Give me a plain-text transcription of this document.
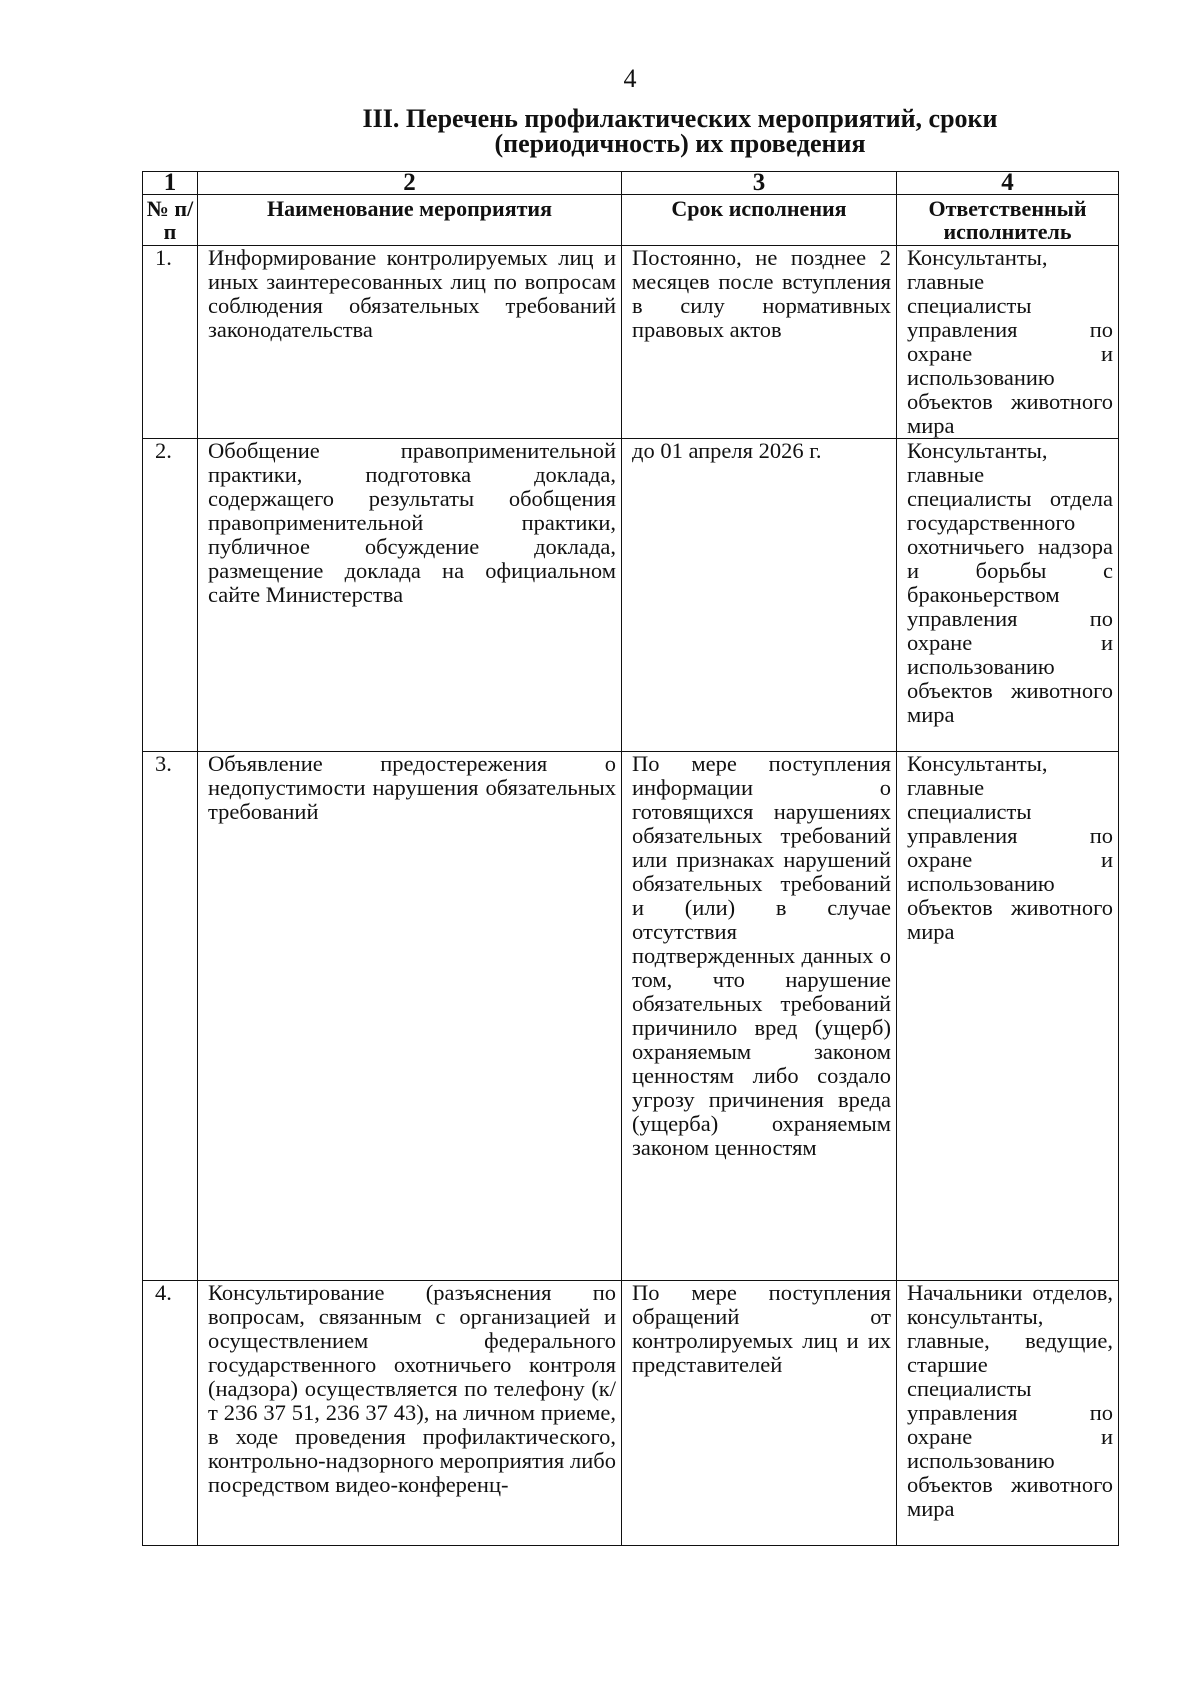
4
III. Перечень профилактических мероприятий, сроки
(периодичность) их проведения
1	2	3	4
№ п/п	Наименование мероприятия	Срок исполнения	Ответственный исполнитель
1.	Информирование контролируемых лиц и иных заинтересованных лиц по вопросам соблюдения обязательных требований законодательства	Постоянно, не позднее 2 месяцев после вступления в силу нормативных правовых актов	Консультанты, главные специалисты управления по охране и использованию объектов животного мира
2.	Обобщение правоприменительной практики, подготовка доклада, содержащего результаты обобщения правоприменительной практики, публичное обсуждение доклада, размещение доклада на официальном сайте Министерства	до 01 апреля 2026 г.	Консультанты, главные специалисты отдела государственного охотничьего надзора и борьбы с браконьерством управления по охране и использованию объектов животного мира
3.	Объявление предостережения о недопустимости нарушения обязательных требований	По мере поступления информации о готовящихся нарушениях обязательных требований или признаках нарушений обязательных требований и (или) в случае отсутствия подтвержденных данных о том, что нарушение обязательных требований причинило вред (ущерб) охраняемым законом ценностям либо создало угрозу причинения вреда (ущерба) охраняемым законом ценностям	Консультанты, главные специалисты управления по охране и использованию объектов животного мира
4.	Консультирование (разъяснения по вопросам, связанным с организацией и осуществлением федерального государственного охотничьего контроля (надзора) осуществляется по телефону (к/т 236 37 51, 236 37 43), на личном приеме, в ходе проведения профилактического, контрольно-надзорного мероприятия либо посредством видео-конференц-	По мере поступления обращений от контролируемых лиц и их представителей	Начальники отделов, консультанты, главные, ведущие, старшие специалисты управления по охране и использованию объектов животного мира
+++
(Work to be completed)
Set each line of the records down exactly, leaving every picture out.

(Solution)
Give me a plain-text transcription of this document.
4
III. Перечень профилактических мероприятий, сроки
(периодичность) их проведения
1	2	3	4
№ п/п	Наименование мероприятия	Срок исполнения	Ответственный исполнитель
1.	Информирование контролируемых лиц и иных заинтересованных лиц по вопросам соблюдения обязательных требований законодательства	Постоянно, не позднее 2 месяцев после вступления в силу нормативных правовых актов	Консультанты, главные специалисты управления по охране и использованию объектов животного мира
2.	Обобщение правоприменительной практики, подготовка доклада, содержащего результаты обобщения правоприменительной практики, публичное обсуждение доклада, размещение доклада на официальном сайте Министерства	до 01 апреля 2026 г.	Консультанты, главные специалисты отдела государственного охотничьего надзора и борьбы с браконьерством управления по охране и использованию объектов животного мира
3.	Объявление предостережения о недопустимости нарушения обязательных требований	По мере поступления информации о готовящихся нарушениях обязательных требований или признаках нарушений обязательных требований и (или) в случае отсутствия подтвержденных данных о том, что нарушение обязательных требований причинило вред (ущерб) охраняемым законом ценностям либо создало угрозу причинения вреда (ущерба) охраняемым законом ценностям	Консультанты, главные специалисты управления по охране и использованию объектов животного мира
4.	Консультирование (разъяснения по вопросам, связанным с организацией и осуществлением федерального государственного охотничьего контроля (надзора) осуществляется по телефону (к/т 236 37 51, 236 37 43), на личном приеме, в ходе проведения профилактического, контрольно-надзорного мероприятия либо посредством видео-конференц-	По мере поступления обращений от контролируемых лиц и их представителей	Начальники отделов, консультанты, главные, ведущие, старшие специалисты управления по охране и использованию объектов животного мира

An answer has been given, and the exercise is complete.